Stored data
__________________________________________________

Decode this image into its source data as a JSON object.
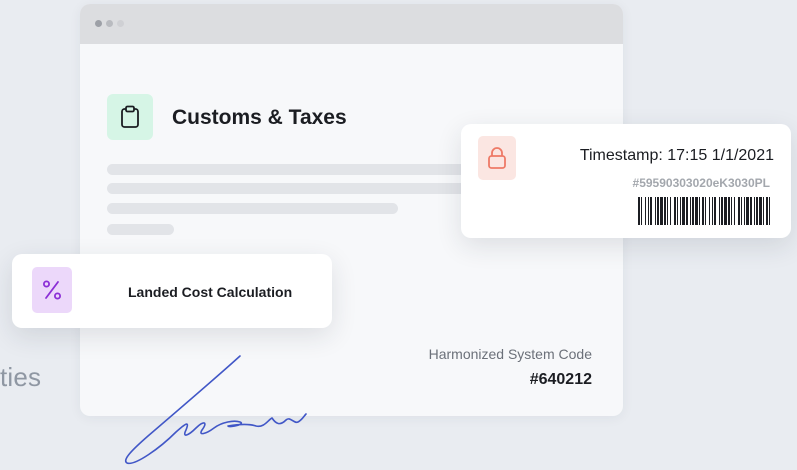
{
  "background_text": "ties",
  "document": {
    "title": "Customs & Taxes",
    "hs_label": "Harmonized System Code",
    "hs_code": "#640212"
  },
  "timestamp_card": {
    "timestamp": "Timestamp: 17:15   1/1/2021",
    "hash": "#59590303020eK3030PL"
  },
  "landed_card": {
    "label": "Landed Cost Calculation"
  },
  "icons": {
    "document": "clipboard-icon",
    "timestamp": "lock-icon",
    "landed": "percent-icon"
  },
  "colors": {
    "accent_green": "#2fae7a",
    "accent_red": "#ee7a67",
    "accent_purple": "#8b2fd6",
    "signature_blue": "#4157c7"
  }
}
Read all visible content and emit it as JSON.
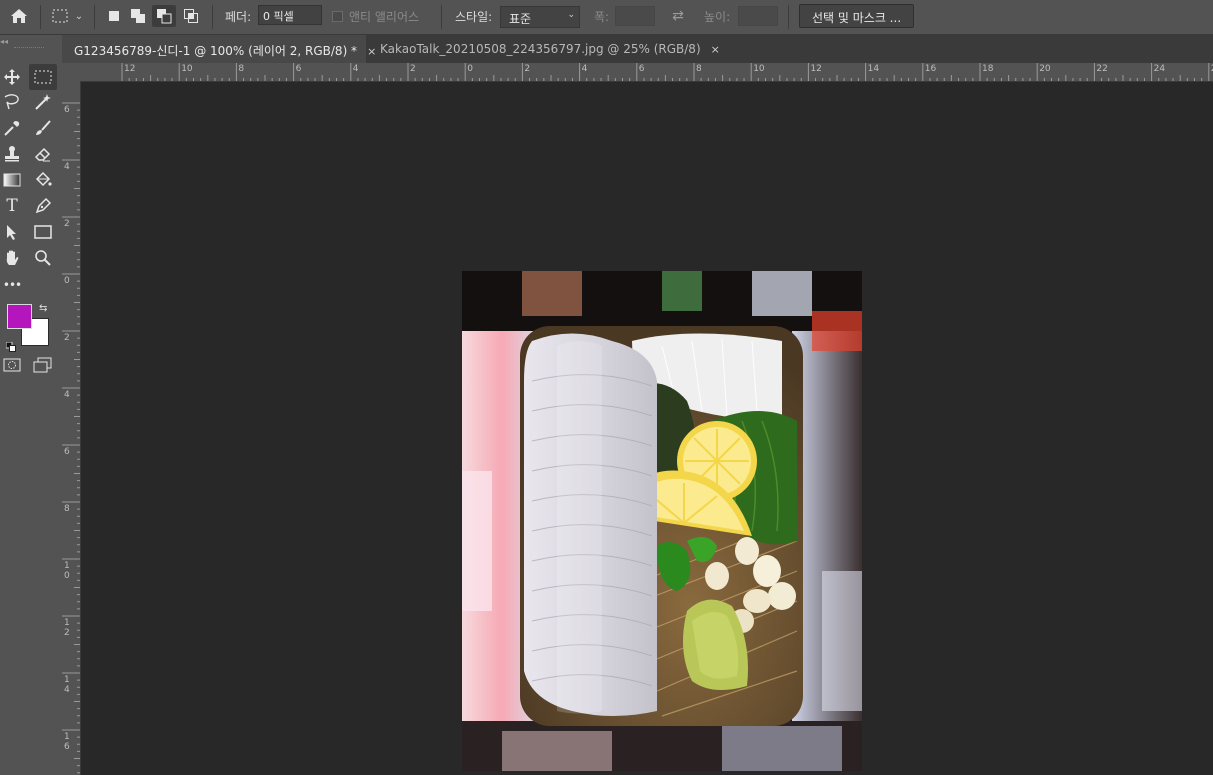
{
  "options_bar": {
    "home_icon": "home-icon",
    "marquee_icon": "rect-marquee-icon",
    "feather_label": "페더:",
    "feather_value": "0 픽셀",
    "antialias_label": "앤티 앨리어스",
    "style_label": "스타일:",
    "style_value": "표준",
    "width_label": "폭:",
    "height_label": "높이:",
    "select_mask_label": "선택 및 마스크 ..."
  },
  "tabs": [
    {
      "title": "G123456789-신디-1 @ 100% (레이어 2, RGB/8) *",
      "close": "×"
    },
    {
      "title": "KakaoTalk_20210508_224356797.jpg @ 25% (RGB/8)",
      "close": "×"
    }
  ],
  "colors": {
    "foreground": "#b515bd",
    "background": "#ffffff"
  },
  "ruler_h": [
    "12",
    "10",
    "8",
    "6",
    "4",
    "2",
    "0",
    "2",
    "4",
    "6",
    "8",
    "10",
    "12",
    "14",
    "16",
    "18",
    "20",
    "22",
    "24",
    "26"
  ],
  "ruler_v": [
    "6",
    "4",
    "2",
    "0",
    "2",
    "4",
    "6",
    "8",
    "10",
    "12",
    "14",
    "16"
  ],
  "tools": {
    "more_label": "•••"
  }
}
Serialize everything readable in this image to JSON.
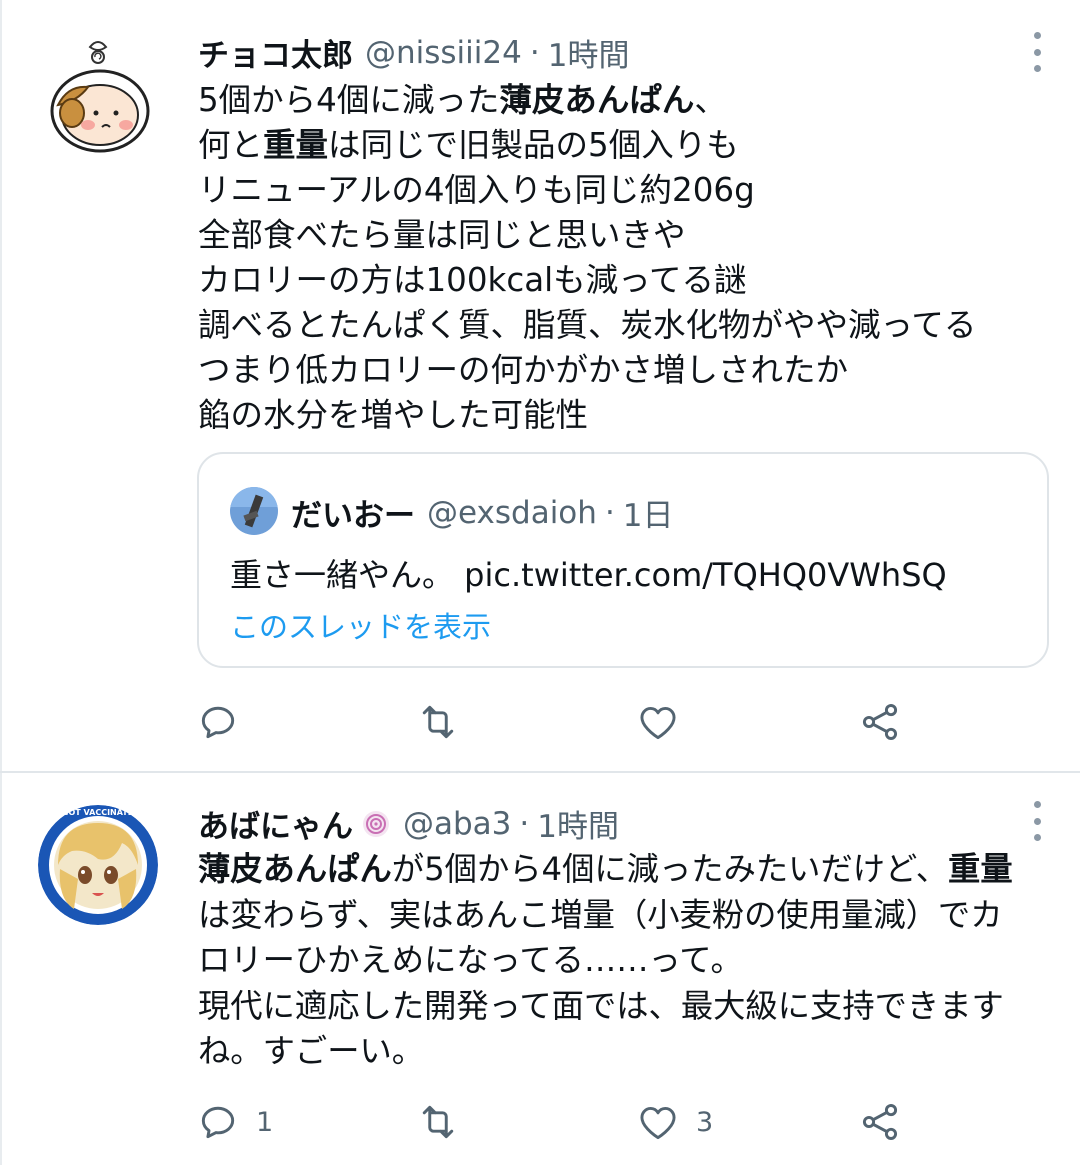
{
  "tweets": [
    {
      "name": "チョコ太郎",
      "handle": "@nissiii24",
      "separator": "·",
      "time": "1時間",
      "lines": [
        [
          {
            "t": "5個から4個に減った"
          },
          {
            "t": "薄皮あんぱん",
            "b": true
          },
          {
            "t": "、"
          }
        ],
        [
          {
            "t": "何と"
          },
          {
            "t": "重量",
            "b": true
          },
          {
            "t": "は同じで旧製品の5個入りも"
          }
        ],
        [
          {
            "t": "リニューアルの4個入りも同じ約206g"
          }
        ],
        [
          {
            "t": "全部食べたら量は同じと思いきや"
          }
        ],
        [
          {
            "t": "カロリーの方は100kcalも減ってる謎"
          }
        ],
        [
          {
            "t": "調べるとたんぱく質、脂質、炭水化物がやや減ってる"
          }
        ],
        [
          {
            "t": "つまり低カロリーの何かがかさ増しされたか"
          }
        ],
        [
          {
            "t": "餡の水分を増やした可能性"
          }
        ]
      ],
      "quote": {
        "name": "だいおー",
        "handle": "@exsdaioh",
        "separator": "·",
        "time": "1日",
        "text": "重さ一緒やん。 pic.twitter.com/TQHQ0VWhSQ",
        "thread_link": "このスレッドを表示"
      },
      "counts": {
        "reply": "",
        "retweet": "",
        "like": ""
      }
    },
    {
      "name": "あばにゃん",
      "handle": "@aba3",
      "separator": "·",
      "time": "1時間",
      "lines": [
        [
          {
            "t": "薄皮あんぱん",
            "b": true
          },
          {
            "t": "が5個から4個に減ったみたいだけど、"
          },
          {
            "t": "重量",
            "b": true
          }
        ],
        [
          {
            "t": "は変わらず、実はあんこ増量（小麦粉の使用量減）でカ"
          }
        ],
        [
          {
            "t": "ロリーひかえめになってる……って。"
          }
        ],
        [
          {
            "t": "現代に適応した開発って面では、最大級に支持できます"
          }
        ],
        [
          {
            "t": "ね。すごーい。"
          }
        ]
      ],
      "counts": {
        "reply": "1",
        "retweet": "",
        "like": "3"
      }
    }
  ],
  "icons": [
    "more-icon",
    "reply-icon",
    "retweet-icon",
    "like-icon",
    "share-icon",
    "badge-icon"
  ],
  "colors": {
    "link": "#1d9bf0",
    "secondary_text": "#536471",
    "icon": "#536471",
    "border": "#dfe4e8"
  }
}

__________________________________________________

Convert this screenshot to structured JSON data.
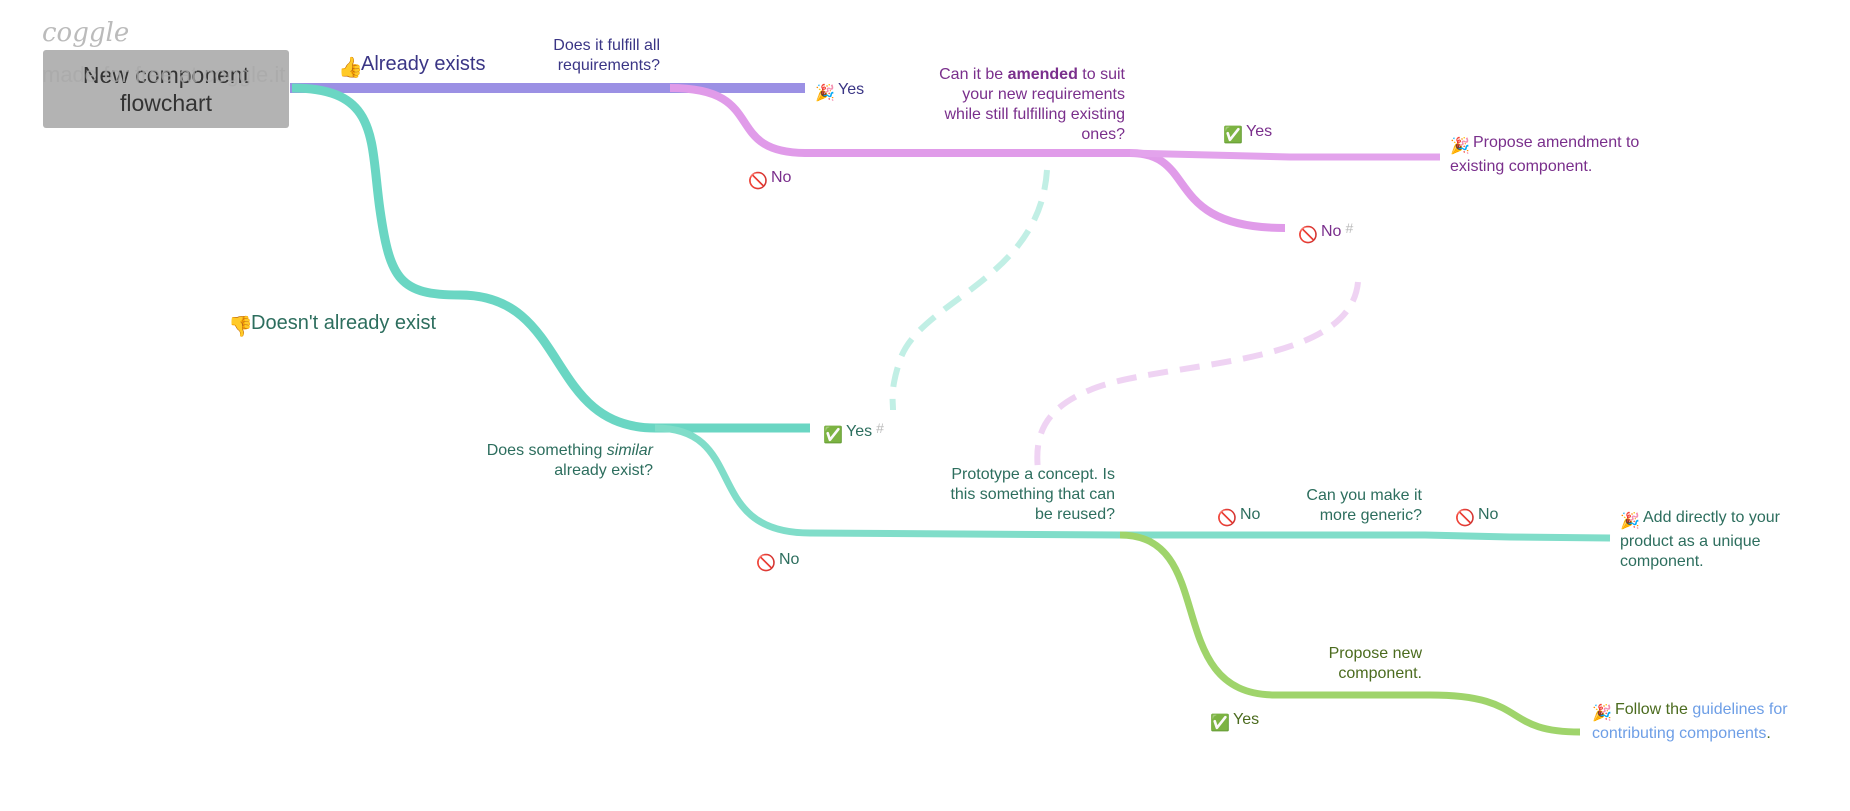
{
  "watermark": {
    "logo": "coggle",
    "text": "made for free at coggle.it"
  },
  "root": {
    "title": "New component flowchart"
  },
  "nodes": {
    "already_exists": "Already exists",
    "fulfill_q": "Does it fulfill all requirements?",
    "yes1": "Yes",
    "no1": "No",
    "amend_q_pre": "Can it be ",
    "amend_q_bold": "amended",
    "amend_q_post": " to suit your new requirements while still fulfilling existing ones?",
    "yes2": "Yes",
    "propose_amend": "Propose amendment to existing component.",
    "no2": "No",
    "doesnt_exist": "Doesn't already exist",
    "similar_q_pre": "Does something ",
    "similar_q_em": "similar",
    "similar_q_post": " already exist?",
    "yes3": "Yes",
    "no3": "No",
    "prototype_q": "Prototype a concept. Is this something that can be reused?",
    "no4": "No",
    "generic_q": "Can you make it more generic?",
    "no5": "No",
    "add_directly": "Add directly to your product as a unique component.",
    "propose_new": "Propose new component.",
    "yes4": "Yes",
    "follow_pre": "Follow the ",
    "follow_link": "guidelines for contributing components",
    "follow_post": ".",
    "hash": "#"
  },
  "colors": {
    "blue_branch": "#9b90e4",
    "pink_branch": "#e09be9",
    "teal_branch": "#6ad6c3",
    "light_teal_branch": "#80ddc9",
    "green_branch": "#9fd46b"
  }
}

__________________________________________________

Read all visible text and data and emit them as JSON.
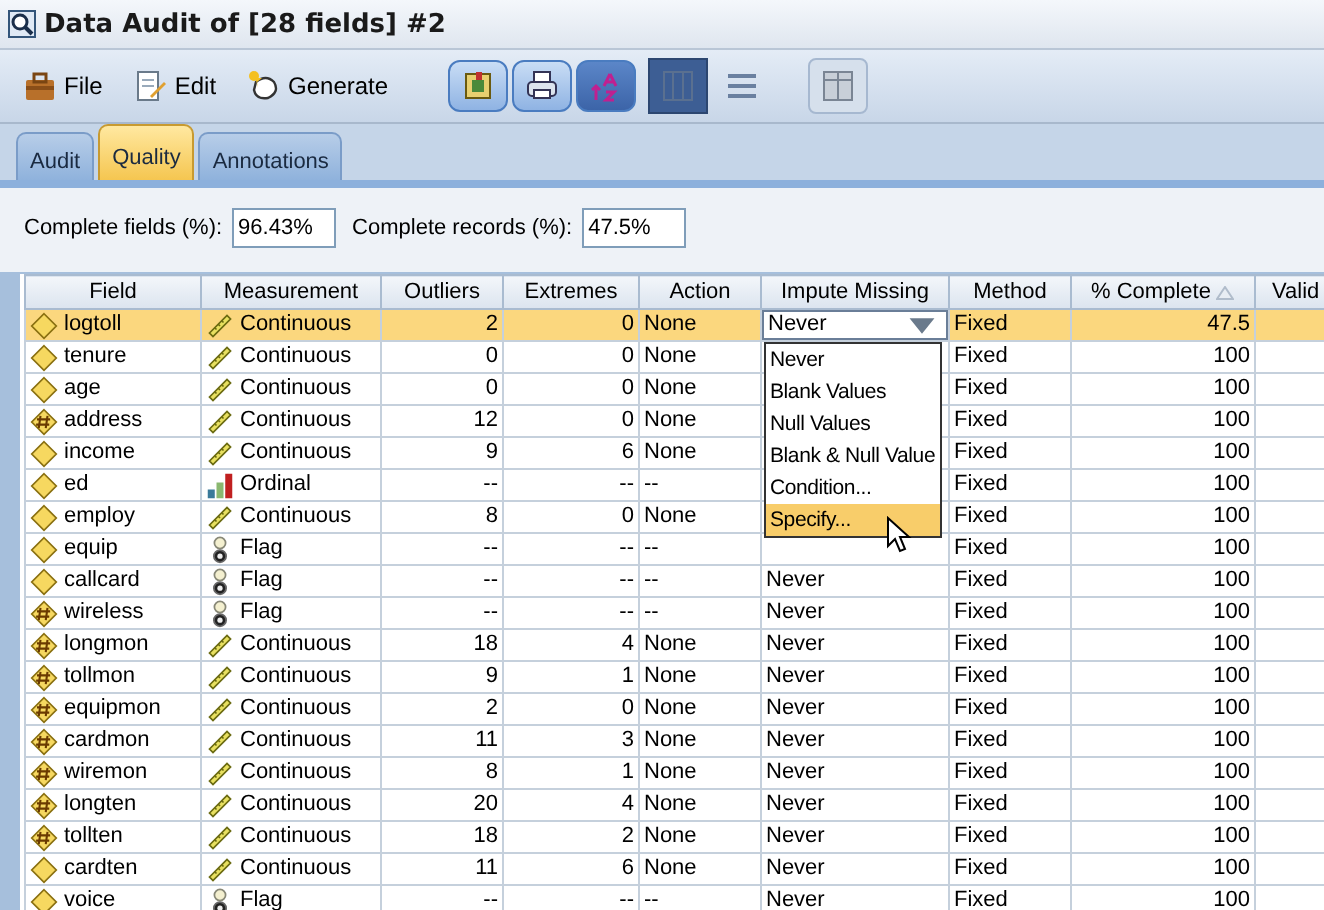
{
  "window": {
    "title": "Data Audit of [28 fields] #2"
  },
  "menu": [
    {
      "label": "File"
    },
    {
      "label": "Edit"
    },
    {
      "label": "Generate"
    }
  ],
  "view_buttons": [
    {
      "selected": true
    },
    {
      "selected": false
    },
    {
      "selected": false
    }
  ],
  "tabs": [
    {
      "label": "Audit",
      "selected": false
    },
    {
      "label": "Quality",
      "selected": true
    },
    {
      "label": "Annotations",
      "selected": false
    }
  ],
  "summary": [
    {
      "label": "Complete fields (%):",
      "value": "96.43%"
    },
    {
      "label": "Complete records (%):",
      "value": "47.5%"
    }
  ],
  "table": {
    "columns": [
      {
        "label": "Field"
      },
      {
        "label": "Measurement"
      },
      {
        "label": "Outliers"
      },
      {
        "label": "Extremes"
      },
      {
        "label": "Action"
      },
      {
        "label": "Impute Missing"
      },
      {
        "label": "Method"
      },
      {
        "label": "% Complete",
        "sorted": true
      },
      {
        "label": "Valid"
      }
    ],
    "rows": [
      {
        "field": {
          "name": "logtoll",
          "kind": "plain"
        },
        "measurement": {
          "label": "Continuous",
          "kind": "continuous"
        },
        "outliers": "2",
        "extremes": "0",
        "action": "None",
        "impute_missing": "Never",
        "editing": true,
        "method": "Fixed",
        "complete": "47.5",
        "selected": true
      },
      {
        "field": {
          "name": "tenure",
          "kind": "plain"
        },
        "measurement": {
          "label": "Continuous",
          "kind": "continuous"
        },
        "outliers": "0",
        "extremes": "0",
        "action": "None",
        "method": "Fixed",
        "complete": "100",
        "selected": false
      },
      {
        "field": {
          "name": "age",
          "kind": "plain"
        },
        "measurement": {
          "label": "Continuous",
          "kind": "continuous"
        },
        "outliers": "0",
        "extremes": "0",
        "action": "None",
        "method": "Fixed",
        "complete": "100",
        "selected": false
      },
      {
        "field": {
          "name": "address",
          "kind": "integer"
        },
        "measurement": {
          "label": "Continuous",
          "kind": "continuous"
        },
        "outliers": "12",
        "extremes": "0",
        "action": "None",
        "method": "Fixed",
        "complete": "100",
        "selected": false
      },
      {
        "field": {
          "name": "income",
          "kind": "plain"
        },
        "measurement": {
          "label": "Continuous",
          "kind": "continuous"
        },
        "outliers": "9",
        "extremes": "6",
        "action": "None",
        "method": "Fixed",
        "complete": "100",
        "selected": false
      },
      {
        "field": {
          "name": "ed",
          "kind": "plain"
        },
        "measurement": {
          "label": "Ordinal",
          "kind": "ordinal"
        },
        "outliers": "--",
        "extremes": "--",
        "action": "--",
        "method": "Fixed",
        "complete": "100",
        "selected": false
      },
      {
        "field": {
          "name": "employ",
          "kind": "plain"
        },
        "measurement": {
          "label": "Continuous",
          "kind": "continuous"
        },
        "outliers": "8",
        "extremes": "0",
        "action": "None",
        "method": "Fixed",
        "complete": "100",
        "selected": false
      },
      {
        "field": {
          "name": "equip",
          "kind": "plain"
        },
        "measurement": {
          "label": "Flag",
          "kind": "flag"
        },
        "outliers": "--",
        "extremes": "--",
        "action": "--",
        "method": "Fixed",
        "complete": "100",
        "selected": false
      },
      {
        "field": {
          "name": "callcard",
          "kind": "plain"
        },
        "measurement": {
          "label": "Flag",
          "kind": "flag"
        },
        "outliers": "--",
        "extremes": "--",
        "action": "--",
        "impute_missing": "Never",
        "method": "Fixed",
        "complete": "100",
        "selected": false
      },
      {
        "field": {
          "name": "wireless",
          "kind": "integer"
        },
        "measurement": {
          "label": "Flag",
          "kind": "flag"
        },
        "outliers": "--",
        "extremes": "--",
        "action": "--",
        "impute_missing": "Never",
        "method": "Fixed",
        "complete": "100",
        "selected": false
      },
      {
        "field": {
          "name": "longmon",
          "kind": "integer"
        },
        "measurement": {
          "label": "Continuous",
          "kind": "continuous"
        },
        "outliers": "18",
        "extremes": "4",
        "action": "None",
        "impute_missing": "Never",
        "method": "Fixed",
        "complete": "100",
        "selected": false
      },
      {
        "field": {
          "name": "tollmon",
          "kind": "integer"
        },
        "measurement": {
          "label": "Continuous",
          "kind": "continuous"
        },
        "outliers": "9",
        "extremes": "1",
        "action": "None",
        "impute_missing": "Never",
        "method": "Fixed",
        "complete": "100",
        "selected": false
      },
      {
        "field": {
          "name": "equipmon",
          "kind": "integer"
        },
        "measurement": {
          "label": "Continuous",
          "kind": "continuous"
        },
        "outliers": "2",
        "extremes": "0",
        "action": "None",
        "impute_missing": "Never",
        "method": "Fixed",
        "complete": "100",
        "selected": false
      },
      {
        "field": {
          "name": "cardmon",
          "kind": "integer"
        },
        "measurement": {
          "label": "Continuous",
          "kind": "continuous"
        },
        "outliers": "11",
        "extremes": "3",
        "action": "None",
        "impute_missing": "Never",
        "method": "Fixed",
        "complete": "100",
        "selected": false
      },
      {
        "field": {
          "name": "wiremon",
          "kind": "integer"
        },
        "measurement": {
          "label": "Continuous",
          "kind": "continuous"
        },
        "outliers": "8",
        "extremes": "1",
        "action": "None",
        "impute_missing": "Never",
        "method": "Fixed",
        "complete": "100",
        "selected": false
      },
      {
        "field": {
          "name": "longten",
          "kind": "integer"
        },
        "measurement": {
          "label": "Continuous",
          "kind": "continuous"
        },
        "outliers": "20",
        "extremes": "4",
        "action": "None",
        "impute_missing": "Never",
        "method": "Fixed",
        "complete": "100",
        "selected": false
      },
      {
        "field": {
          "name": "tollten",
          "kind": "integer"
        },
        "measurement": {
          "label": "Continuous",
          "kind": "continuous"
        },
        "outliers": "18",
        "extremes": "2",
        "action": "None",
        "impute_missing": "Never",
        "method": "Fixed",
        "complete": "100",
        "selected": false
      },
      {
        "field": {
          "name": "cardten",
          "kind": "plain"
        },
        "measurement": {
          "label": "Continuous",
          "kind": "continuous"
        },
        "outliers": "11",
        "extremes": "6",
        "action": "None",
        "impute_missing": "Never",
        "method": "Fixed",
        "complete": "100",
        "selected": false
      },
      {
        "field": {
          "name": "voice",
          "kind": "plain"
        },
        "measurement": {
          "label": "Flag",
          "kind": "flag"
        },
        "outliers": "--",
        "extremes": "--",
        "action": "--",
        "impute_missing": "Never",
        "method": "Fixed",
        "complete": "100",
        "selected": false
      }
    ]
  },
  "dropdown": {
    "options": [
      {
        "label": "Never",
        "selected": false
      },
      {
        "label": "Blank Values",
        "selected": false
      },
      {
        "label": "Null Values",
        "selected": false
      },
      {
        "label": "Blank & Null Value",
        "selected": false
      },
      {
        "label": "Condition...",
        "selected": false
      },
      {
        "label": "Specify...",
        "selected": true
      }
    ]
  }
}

__________________________________________________

SHORT PROBLEM
Where a line holds "existing", copy that line.

RESULT OF THE EXERCISE
    "amend_q_post": " to suit your new requirements while still fulfilling existing ones?",
    "propose_amend": "Propose amendment to existing component.",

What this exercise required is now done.